Material shown =>
= = = = =
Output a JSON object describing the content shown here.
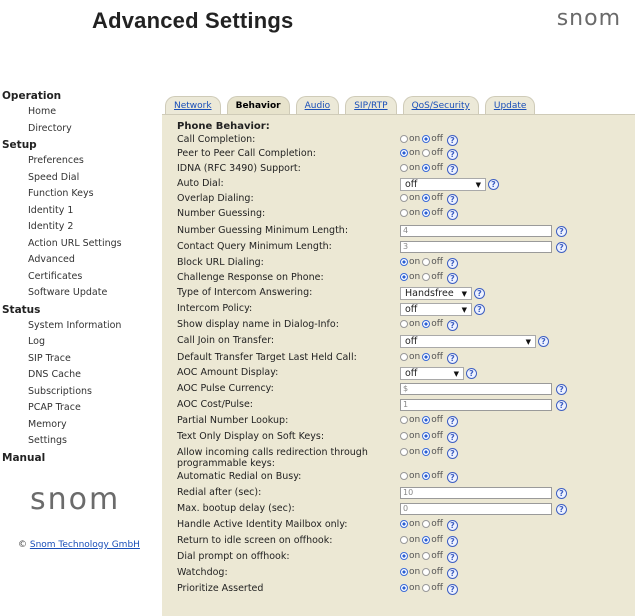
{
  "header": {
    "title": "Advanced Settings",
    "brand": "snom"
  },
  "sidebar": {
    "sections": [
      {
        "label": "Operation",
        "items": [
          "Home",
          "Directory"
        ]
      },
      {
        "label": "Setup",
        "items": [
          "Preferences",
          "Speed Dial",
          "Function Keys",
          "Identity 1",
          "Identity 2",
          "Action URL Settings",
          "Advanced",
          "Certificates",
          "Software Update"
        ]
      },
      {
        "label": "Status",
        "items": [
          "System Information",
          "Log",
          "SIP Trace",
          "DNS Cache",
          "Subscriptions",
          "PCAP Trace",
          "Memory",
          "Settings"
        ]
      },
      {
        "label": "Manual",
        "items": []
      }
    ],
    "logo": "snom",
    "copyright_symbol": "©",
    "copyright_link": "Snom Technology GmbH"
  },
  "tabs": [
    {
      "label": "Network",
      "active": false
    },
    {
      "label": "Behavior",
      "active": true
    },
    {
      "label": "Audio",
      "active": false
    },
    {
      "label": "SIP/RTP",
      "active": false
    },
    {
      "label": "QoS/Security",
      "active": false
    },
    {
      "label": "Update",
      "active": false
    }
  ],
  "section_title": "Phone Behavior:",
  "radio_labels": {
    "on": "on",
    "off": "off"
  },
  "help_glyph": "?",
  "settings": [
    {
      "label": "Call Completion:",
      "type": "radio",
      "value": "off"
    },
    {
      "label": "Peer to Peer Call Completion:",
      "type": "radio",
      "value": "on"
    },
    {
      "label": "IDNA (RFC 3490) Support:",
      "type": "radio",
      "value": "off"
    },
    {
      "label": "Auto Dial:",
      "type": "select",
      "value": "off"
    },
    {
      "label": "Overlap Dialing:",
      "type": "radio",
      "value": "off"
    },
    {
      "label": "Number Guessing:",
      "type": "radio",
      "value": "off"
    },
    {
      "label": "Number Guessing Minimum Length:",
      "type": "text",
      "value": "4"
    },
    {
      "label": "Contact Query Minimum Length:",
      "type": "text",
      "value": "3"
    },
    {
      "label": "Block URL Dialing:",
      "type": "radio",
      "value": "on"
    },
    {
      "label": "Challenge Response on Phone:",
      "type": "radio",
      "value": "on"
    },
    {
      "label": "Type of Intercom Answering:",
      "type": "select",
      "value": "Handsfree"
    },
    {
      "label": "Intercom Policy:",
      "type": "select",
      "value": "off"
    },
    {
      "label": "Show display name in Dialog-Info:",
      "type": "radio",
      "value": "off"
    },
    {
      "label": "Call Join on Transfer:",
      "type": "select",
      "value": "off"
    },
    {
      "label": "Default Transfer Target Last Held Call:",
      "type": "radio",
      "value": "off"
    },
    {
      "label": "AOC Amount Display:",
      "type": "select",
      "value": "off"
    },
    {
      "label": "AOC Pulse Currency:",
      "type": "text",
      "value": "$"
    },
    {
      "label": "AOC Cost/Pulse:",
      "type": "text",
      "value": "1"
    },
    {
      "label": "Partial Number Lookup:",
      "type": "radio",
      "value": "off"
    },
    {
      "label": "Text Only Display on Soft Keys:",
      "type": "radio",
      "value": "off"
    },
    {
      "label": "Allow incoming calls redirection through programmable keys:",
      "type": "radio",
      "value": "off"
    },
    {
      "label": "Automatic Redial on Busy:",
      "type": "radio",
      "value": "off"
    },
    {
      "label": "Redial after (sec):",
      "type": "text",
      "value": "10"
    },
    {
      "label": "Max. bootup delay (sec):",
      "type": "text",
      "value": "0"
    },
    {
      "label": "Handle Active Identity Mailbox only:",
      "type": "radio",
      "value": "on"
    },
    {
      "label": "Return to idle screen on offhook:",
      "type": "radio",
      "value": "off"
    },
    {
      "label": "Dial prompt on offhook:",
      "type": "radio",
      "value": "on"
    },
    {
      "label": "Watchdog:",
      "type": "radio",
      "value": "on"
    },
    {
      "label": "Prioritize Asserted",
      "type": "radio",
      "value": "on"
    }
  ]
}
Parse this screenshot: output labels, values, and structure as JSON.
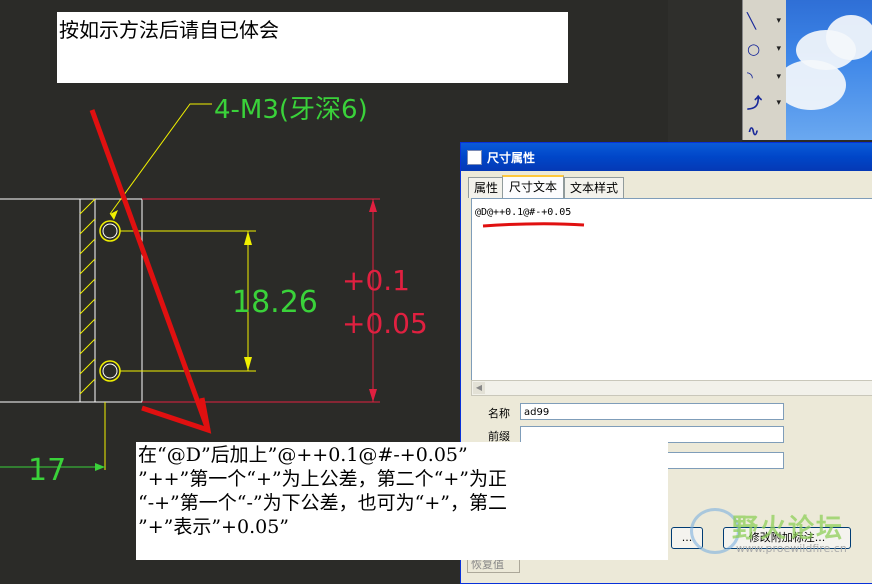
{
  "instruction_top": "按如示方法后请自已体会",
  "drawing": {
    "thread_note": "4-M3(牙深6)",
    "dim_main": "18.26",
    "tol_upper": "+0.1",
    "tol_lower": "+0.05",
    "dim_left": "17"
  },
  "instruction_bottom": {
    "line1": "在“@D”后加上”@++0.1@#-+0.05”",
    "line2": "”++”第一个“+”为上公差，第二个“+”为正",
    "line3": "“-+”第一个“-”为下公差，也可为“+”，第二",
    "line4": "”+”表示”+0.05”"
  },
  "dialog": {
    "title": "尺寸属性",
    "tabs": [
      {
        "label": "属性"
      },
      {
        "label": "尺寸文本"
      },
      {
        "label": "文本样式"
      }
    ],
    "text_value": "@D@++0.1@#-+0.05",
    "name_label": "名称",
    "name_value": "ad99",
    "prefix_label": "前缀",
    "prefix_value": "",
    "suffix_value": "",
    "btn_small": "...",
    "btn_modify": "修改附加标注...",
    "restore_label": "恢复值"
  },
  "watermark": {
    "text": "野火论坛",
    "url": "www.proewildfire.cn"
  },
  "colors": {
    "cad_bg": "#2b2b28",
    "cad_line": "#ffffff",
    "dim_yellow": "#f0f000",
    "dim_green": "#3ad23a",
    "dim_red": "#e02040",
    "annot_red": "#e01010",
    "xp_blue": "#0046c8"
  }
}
= = = = =
Problem requirements =>
Print the complete listing exactly, apart from any pictures.

The output =>
Output a JSON object describing the content shown here.
{
  "header": {
    "title": "Advanced Settings",
    "brand": "snom"
  },
  "sidebar": {
    "sections": [
      {
        "label": "Operation",
        "items": [
          "Home",
          "Directory"
        ]
      },
      {
        "label": "Setup",
        "items": [
          "Preferences",
          "Speed Dial",
          "Function Keys",
          "Identity 1",
          "Identity 2",
          "Action URL Settings",
          "Advanced",
          "Certificates",
          "Software Update"
        ]
      },
      {
        "label": "Status",
        "items": [
          "System Information",
          "Log",
          "SIP Trace",
          "DNS Cache",
          "Subscriptions",
          "PCAP Trace",
          "Memory",
          "Settings"
        ]
      },
      {
        "label": "Manual",
        "items": []
      }
    ],
    "logo": "snom",
    "copyright_symbol": "©",
    "copyright_link": "Snom Technology GmbH"
  },
  "tabs": [
    {
      "label": "Network",
      "active": false
    },
    {
      "label": "Behavior",
      "active": true
    },
    {
      "label": "Audio",
      "active": false
    },
    {
      "label": "SIP/RTP",
      "active": false
    },
    {
      "label": "QoS/Security",
      "active": false
    },
    {
      "label": "Update",
      "active": false
    }
  ],
  "section_title": "Phone Behavior:",
  "radio_labels": {
    "on": "on",
    "off": "off"
  },
  "help_glyph": "?",
  "settings": [
    {
      "label": "Call Completion:",
      "type": "radio",
      "value": "off"
    },
    {
      "label": "Peer to Peer Call Completion:",
      "type": "radio",
      "value": "on"
    },
    {
      "label": "IDNA (RFC 3490) Support:",
      "type": "radio",
      "value": "off"
    },
    {
      "label": "Auto Dial:",
      "type": "select",
      "value": "off"
    },
    {
      "label": "Overlap Dialing:",
      "type": "radio",
      "value": "off"
    },
    {
      "label": "Number Guessing:",
      "type": "radio",
      "value": "off"
    },
    {
      "label": "Number Guessing Minimum Length:",
      "type": "text",
      "value": "4"
    },
    {
      "label": "Contact Query Minimum Length:",
      "type": "text",
      "value": "3"
    },
    {
      "label": "Block URL Dialing:",
      "type": "radio",
      "value": "on"
    },
    {
      "label": "Challenge Response on Phone:",
      "type": "radio",
      "value": "on"
    },
    {
      "label": "Type of Intercom Answering:",
      "type": "select",
      "value": "Handsfree"
    },
    {
      "label": "Intercom Policy:",
      "type": "select",
      "value": "off"
    },
    {
      "label": "Show display name in Dialog-Info:",
      "type": "radio",
      "value": "off"
    },
    {
      "label": "Call Join on Transfer:",
      "type": "select",
      "value": "off"
    },
    {
      "label": "Default Transfer Target Last Held Call:",
      "type": "radio",
      "value": "off"
    },
    {
      "label": "AOC Amount Display:",
      "type": "select",
      "value": "off"
    },
    {
      "label": "AOC Pulse Currency:",
      "type": "text",
      "value": "$"
    },
    {
      "label": "AOC Cost/Pulse:",
      "type": "text",
      "value": "1"
    },
    {
      "label": "Partial Number Lookup:",
      "type": "radio",
      "value": "off"
    },
    {
      "label": "Text Only Display on Soft Keys:",
      "type": "radio",
      "value": "off"
    },
    {
      "label": "Allow incoming calls redirection through programmable keys:",
      "type": "radio",
      "value": "off"
    },
    {
      "label": "Automatic Redial on Busy:",
      "type": "radio",
      "value": "off"
    },
    {
      "label": "Redial after (sec):",
      "type": "text",
      "value": "10"
    },
    {
      "label": "Max. bootup delay (sec):",
      "type": "text",
      "value": "0"
    },
    {
      "label": "Handle Active Identity Mailbox only:",
      "type": "radio",
      "value": "on"
    },
    {
      "label": "Return to idle screen on offhook:",
      "type": "radio",
      "value": "off"
    },
    {
      "label": "Dial prompt on offhook:",
      "type": "radio",
      "value": "on"
    },
    {
      "label": "Watchdog:",
      "type": "radio",
      "value": "on"
    },
    {
      "label": "Prioritize Asserted",
      "type": "radio",
      "value": "on"
    }
  ]
}
Parse this screenshot: output labels, values, and structure as JSON.
{
  "instruction_top": "按如示方法后请自已体会",
  "drawing": {
    "thread_note": "4-M3(牙深6)",
    "dim_main": "18.26",
    "tol_upper": "+0.1",
    "tol_lower": "+0.05",
    "dim_left": "17"
  },
  "instruction_bottom": {
    "line1": "在“@D”后加上”@++0.1@#-+0.05”",
    "line2": "”++”第一个“+”为上公差，第二个“+”为正",
    "line3": "“-+”第一个“-”为下公差，也可为“+”，第二",
    "line4": "”+”表示”+0.05”"
  },
  "dialog": {
    "title": "尺寸属性",
    "tabs": [
      {
        "label": "属性"
      },
      {
        "label": "尺寸文本"
      },
      {
        "label": "文本样式"
      }
    ],
    "text_value": "@D@++0.1@#-+0.05",
    "name_label": "名称",
    "name_value": "ad99",
    "prefix_label": "前缀",
    "prefix_value": "",
    "suffix_value": "",
    "btn_small": "...",
    "btn_modify": "修改附加标注...",
    "restore_label": "恢复值"
  },
  "watermark": {
    "text": "野火论坛",
    "url": "www.proewildfire.cn"
  },
  "colors": {
    "cad_bg": "#2b2b28",
    "cad_line": "#ffffff",
    "dim_yellow": "#f0f000",
    "dim_green": "#3ad23a",
    "dim_red": "#e02040",
    "annot_red": "#e01010",
    "xp_blue": "#0046c8"
  }
}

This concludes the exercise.